- _GIVEN INSTRUCTION_: Report the number of lines that include "Edición", with no additional text.
-- begin INPUT DATA --
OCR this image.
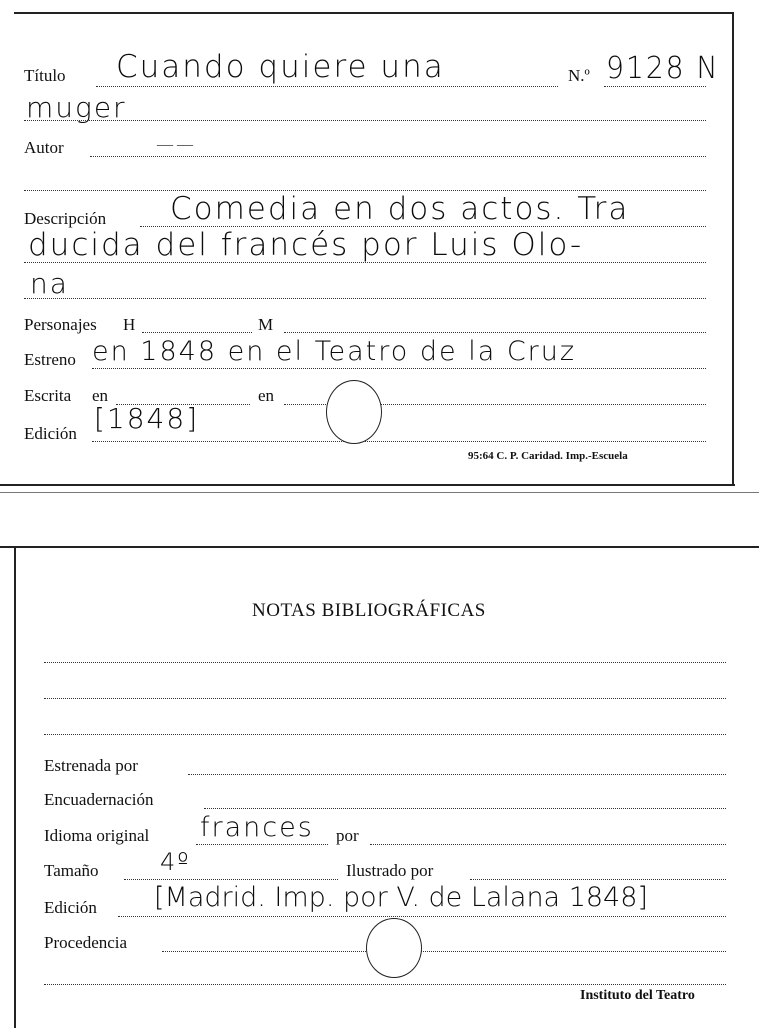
Título Cuando quiere una	N.º 9128 N
muger
Autor	——
Descripción Comedia en dos actos. Tra
ducida del francés por Luis Olo-
na
Personajes H	M
Estreno en 1848 en el Teatro de la Cruz
Escrita en	en
Edición [1848]
95:64 C. P. Caridad. Imp.-Escuela
NOTAS BIBLIOGRÁFICAS
Estrenada por
Encuadernación
Idioma original frances por
Tamaño	4º	Ilustrado por
Edición [Madrid. Imp. por V. de Lalana 1848]
Procedencia
Instituto del Teatro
-- end INPUT DATA --
- _REPLY TO THE EXERCISE_: 2